Work to be completed:
Locate each line holding the string "title" and copy it.

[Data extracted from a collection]
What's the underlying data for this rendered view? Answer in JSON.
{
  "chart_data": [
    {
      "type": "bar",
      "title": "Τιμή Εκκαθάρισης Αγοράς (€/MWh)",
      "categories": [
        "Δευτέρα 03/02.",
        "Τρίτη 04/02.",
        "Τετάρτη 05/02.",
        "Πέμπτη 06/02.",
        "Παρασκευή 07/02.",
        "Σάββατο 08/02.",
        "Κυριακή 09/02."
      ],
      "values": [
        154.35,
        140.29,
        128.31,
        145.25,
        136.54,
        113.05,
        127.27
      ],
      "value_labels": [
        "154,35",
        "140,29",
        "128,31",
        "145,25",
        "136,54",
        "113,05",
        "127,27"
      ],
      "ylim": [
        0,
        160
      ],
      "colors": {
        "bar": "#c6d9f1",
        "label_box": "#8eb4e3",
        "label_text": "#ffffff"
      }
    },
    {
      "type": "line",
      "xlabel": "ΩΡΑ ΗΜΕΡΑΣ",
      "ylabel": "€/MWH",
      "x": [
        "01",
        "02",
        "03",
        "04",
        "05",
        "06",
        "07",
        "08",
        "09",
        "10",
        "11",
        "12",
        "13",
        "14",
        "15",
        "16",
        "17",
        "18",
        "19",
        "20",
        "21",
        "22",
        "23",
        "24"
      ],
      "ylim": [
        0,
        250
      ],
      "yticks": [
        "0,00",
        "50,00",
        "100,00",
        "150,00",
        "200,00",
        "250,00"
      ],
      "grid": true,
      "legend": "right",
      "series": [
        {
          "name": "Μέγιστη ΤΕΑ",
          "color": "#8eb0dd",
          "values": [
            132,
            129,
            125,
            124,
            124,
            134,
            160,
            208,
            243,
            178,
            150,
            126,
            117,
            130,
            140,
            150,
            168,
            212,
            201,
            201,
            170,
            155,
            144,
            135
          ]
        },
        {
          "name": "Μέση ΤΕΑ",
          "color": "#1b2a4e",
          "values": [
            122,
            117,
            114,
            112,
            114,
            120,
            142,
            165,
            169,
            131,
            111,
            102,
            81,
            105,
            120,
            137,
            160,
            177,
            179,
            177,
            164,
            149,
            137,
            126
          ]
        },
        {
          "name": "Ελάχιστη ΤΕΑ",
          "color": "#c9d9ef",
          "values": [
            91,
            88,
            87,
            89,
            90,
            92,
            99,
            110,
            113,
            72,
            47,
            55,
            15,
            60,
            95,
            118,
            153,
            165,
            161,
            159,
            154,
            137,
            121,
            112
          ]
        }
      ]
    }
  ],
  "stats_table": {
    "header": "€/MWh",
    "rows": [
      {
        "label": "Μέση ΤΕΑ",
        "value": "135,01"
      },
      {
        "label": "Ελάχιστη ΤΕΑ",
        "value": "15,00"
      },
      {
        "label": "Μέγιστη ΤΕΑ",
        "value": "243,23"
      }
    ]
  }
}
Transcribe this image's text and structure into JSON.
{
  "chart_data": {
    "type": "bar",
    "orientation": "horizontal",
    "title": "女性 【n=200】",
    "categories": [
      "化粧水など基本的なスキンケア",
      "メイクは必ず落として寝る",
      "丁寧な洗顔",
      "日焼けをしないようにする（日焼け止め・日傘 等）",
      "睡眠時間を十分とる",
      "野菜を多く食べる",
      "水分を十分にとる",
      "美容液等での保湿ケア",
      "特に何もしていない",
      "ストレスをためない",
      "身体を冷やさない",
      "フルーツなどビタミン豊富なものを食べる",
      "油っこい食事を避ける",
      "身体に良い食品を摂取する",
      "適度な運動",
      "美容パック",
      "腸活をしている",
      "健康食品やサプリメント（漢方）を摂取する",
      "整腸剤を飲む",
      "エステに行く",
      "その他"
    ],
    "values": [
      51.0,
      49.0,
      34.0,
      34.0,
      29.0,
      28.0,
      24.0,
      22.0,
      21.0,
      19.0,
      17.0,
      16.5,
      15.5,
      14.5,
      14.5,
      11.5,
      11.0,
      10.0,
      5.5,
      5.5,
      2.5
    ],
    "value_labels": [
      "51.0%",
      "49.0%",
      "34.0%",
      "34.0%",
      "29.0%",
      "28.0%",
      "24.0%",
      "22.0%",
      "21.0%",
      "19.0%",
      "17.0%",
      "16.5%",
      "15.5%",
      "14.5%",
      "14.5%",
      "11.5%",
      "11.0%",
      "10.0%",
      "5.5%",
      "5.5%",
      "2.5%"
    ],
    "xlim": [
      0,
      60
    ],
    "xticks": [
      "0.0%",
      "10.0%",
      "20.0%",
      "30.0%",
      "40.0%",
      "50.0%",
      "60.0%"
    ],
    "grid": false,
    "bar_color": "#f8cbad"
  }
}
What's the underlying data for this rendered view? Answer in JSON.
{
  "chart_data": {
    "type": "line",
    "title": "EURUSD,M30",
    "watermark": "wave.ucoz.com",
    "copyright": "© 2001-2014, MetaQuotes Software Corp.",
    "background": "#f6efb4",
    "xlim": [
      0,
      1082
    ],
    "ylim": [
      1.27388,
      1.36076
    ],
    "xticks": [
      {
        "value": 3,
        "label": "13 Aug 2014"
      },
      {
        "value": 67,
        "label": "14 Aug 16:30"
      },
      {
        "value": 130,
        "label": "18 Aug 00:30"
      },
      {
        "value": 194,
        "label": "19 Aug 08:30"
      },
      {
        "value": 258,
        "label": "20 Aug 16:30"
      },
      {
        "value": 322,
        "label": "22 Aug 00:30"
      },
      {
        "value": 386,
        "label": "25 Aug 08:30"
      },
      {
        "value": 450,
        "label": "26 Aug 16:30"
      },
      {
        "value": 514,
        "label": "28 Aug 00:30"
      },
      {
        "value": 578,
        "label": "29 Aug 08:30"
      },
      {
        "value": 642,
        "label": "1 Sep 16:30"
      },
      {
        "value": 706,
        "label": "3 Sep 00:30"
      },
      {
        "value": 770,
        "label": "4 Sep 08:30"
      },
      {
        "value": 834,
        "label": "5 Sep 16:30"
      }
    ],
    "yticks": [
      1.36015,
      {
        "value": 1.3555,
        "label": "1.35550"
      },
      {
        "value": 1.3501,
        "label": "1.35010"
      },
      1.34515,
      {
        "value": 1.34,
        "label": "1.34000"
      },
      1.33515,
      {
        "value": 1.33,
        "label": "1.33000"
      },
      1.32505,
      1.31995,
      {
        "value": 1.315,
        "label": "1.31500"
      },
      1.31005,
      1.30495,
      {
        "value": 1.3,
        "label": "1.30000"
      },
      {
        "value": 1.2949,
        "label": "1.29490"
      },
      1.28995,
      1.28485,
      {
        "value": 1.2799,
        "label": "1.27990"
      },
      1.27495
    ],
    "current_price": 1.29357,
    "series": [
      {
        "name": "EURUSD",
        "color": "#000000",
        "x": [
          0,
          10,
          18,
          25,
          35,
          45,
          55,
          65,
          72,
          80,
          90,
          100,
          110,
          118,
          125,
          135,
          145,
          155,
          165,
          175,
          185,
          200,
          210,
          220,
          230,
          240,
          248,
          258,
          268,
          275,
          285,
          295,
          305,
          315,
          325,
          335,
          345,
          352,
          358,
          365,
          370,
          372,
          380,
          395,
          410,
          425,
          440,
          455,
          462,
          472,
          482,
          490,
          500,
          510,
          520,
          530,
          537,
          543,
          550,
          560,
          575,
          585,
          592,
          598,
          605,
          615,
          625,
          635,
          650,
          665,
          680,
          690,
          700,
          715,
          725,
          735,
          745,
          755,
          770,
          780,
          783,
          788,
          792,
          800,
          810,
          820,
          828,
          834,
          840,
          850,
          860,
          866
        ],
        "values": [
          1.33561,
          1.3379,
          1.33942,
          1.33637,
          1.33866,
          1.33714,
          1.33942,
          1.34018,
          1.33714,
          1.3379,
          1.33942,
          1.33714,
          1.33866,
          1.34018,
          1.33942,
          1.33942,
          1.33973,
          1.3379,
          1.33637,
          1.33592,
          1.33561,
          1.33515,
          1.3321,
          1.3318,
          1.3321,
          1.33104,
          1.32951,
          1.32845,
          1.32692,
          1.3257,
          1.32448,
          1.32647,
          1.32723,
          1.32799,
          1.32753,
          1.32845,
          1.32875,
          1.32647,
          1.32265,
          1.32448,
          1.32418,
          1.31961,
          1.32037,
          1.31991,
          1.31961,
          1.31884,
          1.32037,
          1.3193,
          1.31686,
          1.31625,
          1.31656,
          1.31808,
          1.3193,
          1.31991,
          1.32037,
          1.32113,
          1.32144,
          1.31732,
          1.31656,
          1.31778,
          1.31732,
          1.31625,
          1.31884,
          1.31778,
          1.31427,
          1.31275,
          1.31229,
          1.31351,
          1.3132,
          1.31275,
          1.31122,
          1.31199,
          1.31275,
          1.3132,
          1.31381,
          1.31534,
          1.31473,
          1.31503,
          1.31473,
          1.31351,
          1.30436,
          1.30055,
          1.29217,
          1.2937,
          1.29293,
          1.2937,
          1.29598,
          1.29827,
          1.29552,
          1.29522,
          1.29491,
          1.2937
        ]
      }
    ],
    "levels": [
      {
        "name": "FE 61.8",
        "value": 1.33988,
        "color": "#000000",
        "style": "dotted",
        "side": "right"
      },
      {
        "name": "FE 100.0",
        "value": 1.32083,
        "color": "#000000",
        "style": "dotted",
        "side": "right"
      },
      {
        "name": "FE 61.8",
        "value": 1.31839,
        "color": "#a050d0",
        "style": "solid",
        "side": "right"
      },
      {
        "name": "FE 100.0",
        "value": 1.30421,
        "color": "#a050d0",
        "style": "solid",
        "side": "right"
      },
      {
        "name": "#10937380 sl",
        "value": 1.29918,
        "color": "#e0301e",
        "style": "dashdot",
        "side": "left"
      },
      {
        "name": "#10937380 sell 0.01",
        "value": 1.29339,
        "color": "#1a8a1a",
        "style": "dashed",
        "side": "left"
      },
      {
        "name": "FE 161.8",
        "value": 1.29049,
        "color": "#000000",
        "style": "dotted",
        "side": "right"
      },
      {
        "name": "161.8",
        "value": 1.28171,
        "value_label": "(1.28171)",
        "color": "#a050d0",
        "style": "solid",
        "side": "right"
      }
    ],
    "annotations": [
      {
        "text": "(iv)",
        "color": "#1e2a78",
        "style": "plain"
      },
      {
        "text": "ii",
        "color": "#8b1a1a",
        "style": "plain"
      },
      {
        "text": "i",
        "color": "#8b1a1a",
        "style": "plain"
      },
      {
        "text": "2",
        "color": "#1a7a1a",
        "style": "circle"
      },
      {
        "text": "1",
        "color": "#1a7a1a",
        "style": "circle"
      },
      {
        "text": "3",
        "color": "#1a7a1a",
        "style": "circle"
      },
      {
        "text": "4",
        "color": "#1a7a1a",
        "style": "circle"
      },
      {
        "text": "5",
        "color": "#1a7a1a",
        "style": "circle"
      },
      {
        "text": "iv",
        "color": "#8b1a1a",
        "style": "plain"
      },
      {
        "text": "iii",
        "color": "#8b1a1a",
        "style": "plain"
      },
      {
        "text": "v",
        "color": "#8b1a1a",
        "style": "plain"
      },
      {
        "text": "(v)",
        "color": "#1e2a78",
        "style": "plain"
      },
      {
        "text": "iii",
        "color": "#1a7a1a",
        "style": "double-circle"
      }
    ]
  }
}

The answer:
      "title": "Τιμή Εκκαθάρισης Αγοράς (€/MWh)",
    "title": "女性 【n=200】",
    "title": "EURUSD,M30",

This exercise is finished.